**Data excerpts**.
-- Begin --

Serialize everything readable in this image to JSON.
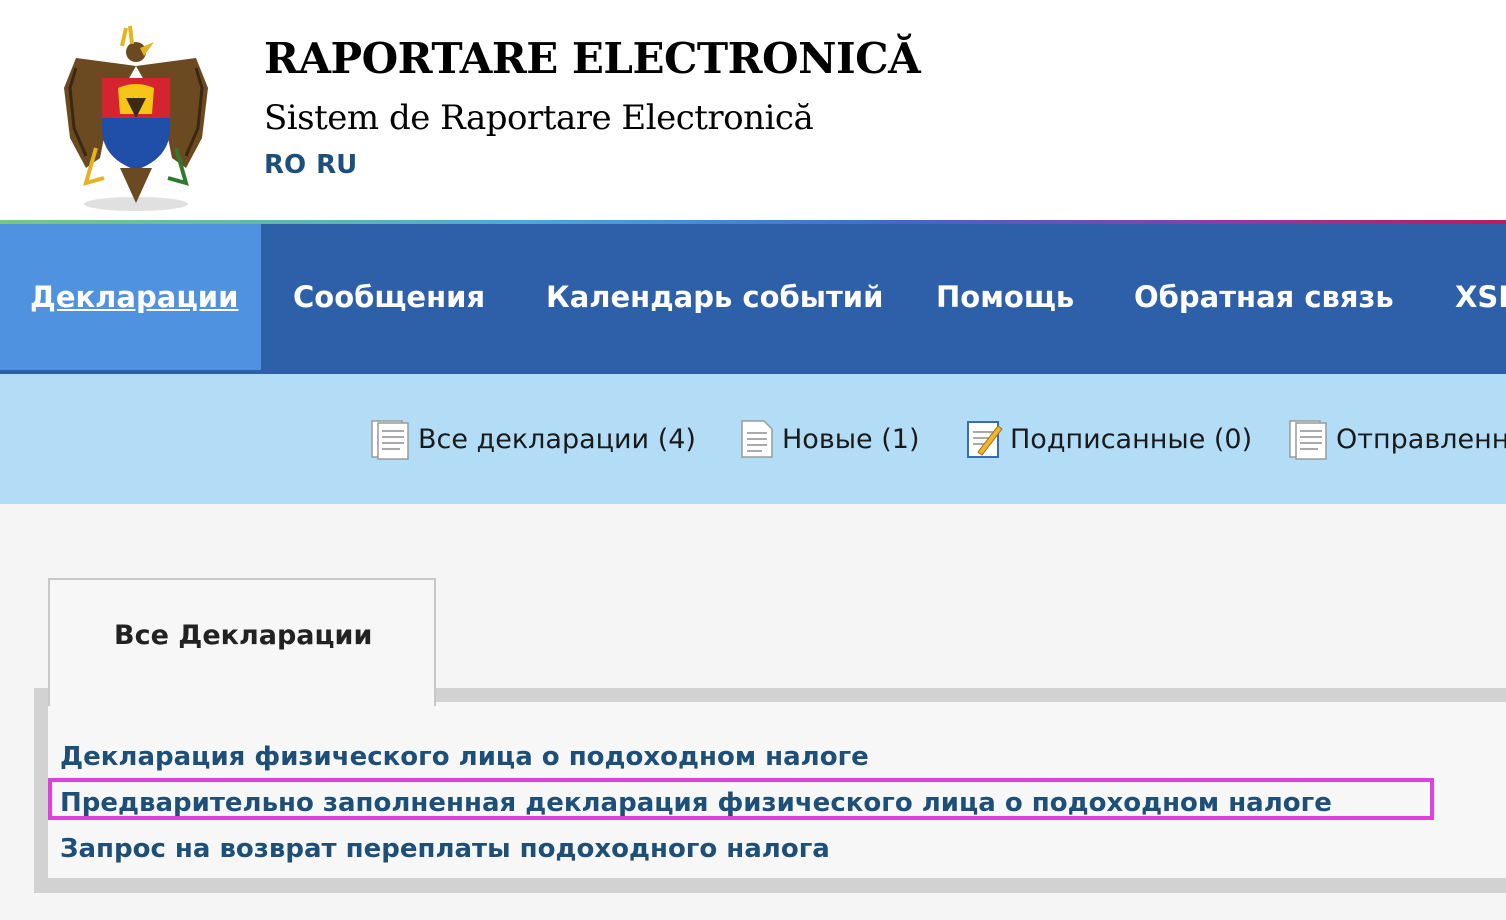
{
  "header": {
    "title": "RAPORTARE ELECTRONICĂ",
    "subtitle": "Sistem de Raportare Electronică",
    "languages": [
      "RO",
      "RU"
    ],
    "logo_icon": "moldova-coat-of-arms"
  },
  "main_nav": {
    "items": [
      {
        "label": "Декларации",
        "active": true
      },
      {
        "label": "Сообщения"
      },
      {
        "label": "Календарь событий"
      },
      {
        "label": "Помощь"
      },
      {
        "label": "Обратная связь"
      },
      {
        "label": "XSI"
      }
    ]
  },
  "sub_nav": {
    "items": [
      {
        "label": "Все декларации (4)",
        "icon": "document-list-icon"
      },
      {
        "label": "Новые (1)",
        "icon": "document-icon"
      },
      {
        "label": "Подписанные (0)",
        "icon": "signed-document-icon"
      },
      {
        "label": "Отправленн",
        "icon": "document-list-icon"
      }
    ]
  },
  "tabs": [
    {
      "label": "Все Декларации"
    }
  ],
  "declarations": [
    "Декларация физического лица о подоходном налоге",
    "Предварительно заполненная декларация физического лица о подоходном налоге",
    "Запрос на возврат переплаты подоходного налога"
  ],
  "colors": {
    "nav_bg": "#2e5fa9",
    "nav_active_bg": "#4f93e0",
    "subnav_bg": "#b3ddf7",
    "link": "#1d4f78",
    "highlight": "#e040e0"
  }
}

-- End --
-- Begin --

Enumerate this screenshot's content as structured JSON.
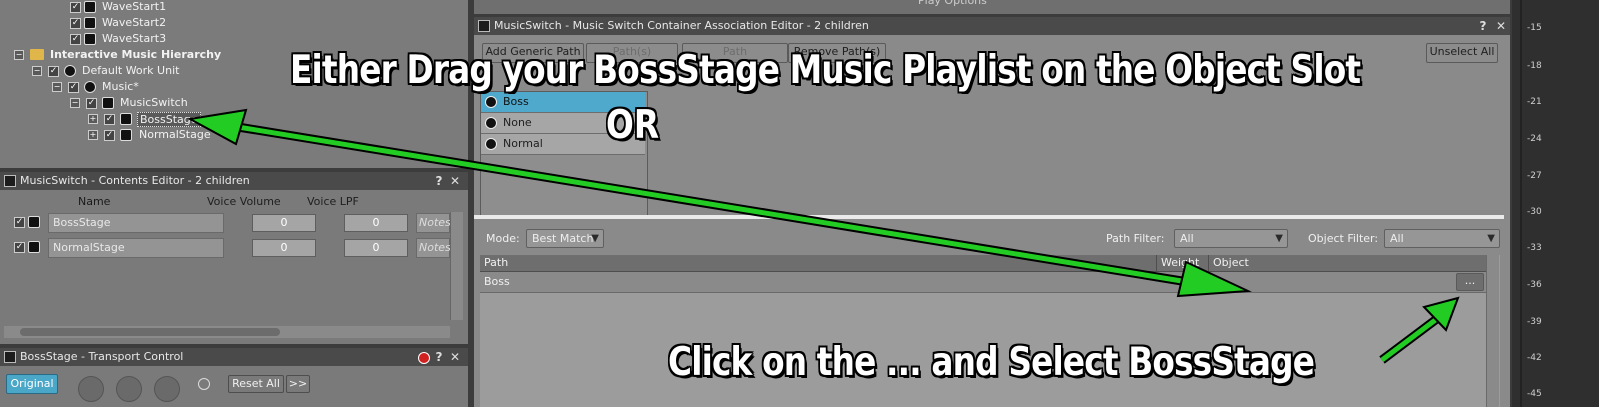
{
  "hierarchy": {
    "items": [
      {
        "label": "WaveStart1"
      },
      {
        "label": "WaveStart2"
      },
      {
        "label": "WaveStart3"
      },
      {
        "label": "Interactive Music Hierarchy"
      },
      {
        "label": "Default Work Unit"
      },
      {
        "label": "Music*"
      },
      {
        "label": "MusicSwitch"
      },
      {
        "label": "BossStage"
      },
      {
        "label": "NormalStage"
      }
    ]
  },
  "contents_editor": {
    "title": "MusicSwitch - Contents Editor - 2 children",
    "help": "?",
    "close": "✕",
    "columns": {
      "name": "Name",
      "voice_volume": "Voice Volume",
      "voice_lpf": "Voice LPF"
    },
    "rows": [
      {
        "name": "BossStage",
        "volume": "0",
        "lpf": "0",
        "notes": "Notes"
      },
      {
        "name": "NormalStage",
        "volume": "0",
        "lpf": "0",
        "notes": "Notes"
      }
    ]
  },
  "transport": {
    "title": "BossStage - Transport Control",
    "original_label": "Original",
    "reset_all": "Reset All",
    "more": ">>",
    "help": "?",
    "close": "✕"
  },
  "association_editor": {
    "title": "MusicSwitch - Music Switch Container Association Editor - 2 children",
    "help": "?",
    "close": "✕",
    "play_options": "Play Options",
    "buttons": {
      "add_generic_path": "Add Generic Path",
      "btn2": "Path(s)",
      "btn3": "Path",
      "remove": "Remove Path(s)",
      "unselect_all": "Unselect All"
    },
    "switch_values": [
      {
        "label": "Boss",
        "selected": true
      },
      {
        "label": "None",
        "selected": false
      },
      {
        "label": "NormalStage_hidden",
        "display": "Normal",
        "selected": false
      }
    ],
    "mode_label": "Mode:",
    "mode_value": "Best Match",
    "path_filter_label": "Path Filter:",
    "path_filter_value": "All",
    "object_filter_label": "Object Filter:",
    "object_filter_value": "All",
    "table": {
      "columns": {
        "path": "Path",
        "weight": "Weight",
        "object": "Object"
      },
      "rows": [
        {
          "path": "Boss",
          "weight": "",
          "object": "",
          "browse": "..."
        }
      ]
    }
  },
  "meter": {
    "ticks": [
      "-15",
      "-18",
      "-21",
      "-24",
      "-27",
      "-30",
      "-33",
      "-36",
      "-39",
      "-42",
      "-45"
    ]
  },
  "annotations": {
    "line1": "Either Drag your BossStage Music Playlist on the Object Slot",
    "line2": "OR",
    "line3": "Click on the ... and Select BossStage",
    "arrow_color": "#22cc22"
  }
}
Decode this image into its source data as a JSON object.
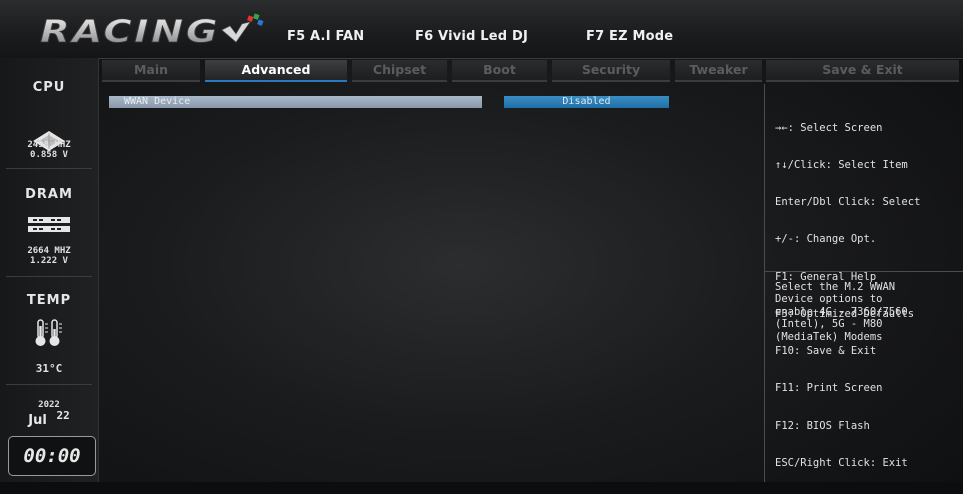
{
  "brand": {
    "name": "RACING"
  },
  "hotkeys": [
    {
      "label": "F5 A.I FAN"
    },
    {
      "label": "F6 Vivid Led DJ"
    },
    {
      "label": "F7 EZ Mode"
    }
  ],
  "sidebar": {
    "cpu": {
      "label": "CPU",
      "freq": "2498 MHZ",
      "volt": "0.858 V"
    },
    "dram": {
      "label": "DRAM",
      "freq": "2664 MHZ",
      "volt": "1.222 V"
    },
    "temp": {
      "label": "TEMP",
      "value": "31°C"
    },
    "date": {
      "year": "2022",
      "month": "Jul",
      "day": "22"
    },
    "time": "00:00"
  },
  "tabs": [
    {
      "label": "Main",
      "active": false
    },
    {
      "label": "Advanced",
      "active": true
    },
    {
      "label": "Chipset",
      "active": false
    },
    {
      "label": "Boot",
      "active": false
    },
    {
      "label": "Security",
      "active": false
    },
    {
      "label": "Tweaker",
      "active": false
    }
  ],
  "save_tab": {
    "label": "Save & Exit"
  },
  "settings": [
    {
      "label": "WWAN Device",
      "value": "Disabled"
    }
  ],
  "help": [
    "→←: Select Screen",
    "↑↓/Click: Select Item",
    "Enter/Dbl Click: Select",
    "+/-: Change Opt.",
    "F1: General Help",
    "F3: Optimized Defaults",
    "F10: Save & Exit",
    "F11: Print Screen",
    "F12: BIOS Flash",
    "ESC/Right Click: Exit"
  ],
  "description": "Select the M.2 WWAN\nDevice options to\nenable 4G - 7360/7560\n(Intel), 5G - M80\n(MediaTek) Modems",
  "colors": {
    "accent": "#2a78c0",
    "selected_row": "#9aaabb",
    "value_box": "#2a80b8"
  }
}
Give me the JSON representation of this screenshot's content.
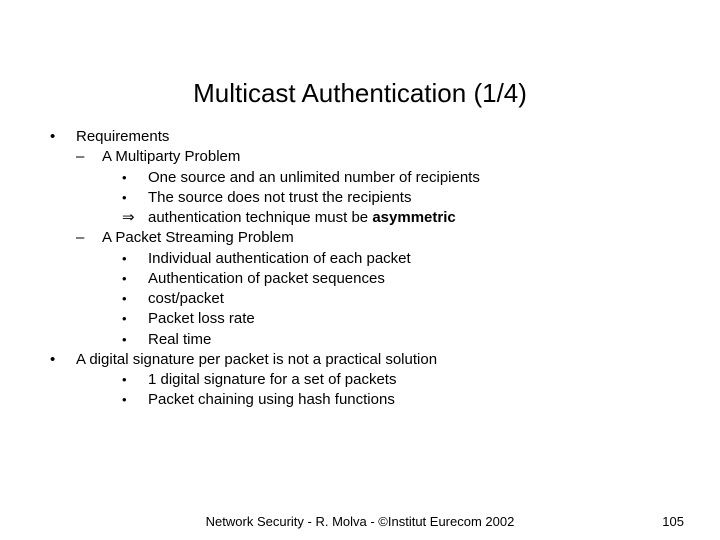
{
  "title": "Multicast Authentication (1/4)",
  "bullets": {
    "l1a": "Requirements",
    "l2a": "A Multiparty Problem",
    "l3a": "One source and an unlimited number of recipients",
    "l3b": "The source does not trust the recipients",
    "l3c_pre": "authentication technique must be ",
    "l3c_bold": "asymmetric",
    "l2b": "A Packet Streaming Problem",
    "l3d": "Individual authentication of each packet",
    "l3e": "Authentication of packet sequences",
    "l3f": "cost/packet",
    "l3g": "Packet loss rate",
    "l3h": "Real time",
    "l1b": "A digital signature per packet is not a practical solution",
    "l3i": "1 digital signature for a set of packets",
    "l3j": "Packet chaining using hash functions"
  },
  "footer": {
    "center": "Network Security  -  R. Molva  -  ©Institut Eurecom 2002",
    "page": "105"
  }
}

-- End --

**DESCRIPTION OF THE TASK**.
Gather from the records above every line containing the string "this".

**COMPLETED TASK**.
Serialize everything readable in this image to JSON.
Enumerate this screenshot's content as structured JSON.
Decode this image into its source data as a JSON object.
Give me the JSON representation of this screenshot's content.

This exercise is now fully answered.